### TASKS
a. Transcribe the stretch of the energy recovery passage from "The first check" through "and 400 students.".
b. Please restate the rows word for word, from the first row through the row containing "sidebar-item-label: Usuarios [22, 249, 66, 261]", with both ends included.

### DOCUMENT PASSAGE
Additionally, workplace and school environments can have a high concentration of people and need plenty of fresh air. Adding fresh air lowers the CO2 levels in a building and helps keep occupants alert and healthy. ERVs also help control odors since stale air is exhausted out of the building as fresh air is brought in. ERVs also manage humidity by keeping moist air inside during winter and outside during summer.

ERVs can be critical for schools to comply with ASHRAE 90.1, 2013. For example, a school in New York City with more than 1000 CFM design supply air and more than 70 percent outside air, requires Energy Recovery with 50% or greater effectiveness. Generally, around 15 CFM per student needs to be brought in.

The first check would be if more than 1,000 CFM is being moved through the HVAC system. If so, divide total CFM by the outside air to determine if the system is bringing in at least 70 percent outside air.

For example, a local school has an 8,000 CFM HVAC system and 400 students.

Here are the steps to determine if 50 percent recovery is required:

• The HVAC system delivers 8,000 CFM, so it is over the 1,000 CFM minimum.
• 400 students require approximately 6,000 CFM of fresh air (400 x 15 CFM = 6,000 CFM)
• 6,000 CFM / 8,000 CFM = 75%

In this case, the school’s HVAC system must bring in over 70 percent of outside air, so some type of Energy Recovery is required. A great solution would be to use ERVs from Ruskin since they achieve well over the 50 percent effectiveness required by ASHRAE 90.1 2013.

 

Let’s Look at Some Examples:

Scenario 1: Calculations show a new job in Miami, Florida, requires a 12.5-ton rooftop unit that is circulating approximately 5,000 CFM. There is a 35 percent outside air requirement, so 1,750 CFM of fresh air is being brought in. In this example, an ERV is again required because in the Miami area, at 35% outdoor air and equal to or greater than 5500 total design airflow, Energy Recovery is required per ASHRAE 90.1.  It also helps the economics by downsizing to a 10 ton rooftop because of the reduced load on the HVAC system. When sized properly, the payback period of the initial cost of an ERV is typically less than one year.

Scenario 2: A new installation where there will be no outside air brought in. Therefore, there is no reason for an ERV if no outside air is being brought in.

Scenario 3: A local school in New York City is being renovated that typically occupies 2,000 students. Four new 25-ton rooftop units are specified with a total of 40,000 CFM, with 30,000 CFM of fresh air. As the 30,000 CFM is brought into the building, a resulting 30,000 CFM is exhausted back outside to equalize the pressure. According to ASHRAE 90.1, 50 percent of the energy being exhausted in the 30,000 CFM needs to be recovered. An ERV would be perfect for this application since it would recover well over 50 percent of the energy and provide long-term utility bill savings.

[Annotated element entries]
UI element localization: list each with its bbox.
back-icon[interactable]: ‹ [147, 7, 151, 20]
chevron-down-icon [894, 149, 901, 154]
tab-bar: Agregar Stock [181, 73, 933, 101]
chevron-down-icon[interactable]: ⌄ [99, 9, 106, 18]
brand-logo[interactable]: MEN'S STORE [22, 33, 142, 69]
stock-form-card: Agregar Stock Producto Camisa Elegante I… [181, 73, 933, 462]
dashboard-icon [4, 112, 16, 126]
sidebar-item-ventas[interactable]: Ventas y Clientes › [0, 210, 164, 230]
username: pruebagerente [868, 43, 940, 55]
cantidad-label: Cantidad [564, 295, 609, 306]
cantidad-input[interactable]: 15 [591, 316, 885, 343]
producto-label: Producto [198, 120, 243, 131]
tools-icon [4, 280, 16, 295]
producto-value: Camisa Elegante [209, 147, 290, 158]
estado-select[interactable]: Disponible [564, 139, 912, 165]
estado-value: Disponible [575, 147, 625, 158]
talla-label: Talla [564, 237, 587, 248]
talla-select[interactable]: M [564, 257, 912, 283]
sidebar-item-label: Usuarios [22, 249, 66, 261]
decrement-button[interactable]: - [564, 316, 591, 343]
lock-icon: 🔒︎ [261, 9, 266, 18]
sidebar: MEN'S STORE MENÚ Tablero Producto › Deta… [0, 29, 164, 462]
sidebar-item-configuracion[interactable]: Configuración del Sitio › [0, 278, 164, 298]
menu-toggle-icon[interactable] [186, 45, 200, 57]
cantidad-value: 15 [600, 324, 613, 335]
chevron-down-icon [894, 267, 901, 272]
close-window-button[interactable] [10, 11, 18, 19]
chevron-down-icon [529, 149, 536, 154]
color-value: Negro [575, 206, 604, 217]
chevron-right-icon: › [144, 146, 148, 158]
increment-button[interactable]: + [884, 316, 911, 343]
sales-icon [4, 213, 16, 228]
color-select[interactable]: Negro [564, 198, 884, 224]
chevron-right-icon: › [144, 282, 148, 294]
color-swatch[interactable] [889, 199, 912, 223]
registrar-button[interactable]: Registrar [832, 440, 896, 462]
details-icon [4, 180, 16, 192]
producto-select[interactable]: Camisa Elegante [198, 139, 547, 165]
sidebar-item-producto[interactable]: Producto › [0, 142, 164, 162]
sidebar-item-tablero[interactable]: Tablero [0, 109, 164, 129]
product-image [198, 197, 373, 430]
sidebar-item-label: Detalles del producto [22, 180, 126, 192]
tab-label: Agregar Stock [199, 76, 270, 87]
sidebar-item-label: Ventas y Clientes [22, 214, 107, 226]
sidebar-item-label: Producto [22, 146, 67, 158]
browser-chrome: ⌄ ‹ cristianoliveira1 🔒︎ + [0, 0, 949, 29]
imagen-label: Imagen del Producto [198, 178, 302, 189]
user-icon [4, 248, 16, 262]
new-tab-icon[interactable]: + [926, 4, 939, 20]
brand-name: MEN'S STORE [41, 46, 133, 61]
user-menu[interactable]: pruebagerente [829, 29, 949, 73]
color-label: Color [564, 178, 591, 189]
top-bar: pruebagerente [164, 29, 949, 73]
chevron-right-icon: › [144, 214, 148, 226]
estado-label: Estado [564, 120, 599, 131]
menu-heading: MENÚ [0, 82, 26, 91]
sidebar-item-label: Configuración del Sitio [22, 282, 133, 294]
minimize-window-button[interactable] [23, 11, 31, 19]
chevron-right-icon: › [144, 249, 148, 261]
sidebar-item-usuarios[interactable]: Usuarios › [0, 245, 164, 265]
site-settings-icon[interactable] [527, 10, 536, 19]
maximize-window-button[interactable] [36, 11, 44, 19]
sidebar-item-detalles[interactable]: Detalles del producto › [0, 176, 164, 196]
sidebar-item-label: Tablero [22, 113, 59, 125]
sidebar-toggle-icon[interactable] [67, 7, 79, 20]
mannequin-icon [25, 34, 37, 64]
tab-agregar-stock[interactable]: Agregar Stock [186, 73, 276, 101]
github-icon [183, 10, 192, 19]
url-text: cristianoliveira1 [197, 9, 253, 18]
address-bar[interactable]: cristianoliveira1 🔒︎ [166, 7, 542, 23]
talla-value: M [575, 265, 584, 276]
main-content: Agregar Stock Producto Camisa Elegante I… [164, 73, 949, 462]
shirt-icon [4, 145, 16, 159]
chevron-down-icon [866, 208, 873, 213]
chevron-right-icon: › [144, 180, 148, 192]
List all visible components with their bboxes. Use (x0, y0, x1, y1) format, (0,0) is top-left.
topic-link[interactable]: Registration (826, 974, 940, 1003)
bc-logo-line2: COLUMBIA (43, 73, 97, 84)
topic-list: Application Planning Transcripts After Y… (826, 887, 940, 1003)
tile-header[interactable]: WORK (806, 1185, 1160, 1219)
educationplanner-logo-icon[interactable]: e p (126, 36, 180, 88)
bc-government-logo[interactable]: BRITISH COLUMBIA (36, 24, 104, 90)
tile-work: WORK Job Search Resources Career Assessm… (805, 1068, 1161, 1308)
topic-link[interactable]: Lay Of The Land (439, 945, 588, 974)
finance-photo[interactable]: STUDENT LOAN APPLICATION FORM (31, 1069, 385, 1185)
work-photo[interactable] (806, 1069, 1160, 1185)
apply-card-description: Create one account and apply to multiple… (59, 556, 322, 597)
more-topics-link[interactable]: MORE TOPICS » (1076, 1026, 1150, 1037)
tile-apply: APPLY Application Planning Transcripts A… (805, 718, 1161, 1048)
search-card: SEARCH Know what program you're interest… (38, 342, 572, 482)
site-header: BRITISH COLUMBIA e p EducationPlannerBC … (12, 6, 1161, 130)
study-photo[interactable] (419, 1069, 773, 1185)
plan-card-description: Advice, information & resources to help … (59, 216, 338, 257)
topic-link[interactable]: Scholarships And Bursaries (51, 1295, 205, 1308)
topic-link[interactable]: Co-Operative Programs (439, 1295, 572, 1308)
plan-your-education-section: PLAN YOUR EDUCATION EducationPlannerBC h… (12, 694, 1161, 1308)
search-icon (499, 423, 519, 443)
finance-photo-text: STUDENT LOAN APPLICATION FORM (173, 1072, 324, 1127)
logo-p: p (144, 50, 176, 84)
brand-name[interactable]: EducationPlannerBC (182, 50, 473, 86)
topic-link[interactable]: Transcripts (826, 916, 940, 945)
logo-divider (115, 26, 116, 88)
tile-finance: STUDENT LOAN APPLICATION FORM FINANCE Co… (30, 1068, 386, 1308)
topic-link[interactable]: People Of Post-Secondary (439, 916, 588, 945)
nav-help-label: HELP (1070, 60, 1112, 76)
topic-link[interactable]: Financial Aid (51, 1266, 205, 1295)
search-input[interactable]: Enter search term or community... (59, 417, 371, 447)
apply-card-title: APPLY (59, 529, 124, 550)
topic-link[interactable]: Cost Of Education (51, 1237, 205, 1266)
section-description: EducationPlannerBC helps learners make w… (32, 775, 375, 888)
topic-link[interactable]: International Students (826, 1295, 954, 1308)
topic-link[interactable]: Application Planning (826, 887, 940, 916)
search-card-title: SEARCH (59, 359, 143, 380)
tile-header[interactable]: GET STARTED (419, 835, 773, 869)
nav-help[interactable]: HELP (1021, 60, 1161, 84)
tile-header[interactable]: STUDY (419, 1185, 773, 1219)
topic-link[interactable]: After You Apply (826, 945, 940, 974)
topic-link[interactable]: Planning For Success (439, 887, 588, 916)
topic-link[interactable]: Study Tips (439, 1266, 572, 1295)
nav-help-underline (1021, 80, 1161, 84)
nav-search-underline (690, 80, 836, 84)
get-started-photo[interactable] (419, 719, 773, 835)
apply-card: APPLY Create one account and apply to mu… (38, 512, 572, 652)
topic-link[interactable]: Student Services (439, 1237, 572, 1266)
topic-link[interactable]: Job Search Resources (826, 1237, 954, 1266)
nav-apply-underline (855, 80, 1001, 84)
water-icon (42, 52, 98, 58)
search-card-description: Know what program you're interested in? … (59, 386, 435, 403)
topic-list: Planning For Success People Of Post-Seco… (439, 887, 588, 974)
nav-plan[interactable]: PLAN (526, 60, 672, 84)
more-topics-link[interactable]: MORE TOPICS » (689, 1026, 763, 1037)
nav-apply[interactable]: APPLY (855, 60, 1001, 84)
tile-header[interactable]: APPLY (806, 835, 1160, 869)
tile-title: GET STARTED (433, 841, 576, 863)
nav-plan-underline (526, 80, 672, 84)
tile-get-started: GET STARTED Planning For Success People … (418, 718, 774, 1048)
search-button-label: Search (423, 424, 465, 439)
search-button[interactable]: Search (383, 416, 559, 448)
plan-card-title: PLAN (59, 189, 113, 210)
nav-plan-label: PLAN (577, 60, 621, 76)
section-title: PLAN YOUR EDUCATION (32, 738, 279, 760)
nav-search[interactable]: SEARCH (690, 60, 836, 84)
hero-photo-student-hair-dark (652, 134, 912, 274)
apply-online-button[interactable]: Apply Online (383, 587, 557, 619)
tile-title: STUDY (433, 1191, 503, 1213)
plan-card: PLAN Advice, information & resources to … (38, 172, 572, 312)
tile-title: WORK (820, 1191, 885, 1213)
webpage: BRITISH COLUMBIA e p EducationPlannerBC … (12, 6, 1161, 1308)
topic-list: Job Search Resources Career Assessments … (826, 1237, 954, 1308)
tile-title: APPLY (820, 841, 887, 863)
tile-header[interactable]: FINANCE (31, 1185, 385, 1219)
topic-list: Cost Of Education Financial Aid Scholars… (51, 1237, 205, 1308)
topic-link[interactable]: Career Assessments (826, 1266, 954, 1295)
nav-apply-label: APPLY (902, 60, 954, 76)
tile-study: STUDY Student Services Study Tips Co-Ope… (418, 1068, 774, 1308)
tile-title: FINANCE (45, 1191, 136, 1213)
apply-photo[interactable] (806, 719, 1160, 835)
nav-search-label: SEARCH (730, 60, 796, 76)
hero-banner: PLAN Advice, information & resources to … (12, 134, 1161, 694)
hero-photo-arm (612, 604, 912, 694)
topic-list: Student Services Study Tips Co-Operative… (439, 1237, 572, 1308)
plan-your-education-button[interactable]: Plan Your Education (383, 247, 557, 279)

### PER-TASK ANSWERS
a.
The first check would be if more than 1,000 CFM is being moved through the HVAC system. If so, divide total CFM by the outside air to determine if the system is bringing in at least 70 percent outside air.

For example, a local school has an 8,000 CFM HVAC system and 400 students.

b.
UI element localization: list each with its bbox.
back-icon[interactable]: ‹ [147, 7, 151, 20]
chevron-down-icon [894, 149, 901, 154]
tab-bar: Agregar Stock [181, 73, 933, 101]
chevron-down-icon[interactable]: ⌄ [99, 9, 106, 18]
brand-logo[interactable]: MEN'S STORE [22, 33, 142, 69]
stock-form-card: Agregar Stock Producto Camisa Elegante I… [181, 73, 933, 462]
dashboard-icon [4, 112, 16, 126]
sidebar-item-ventas[interactable]: Ventas y Clientes › [0, 210, 164, 230]
username: pruebagerente [868, 43, 940, 55]
cantidad-label: Cantidad [564, 295, 609, 306]
cantidad-input[interactable]: 15 [591, 316, 885, 343]
producto-label: Producto [198, 120, 243, 131]
tools-icon [4, 280, 16, 295]
producto-value: Camisa Elegante [209, 147, 290, 158]
estado-select[interactable]: Disponible [564, 139, 912, 165]
estado-value: Disponible [575, 147, 625, 158]
talla-label: Talla [564, 237, 587, 248]
talla-select[interactable]: M [564, 257, 912, 283]
sidebar-item-label: Usuarios [22, 249, 66, 261]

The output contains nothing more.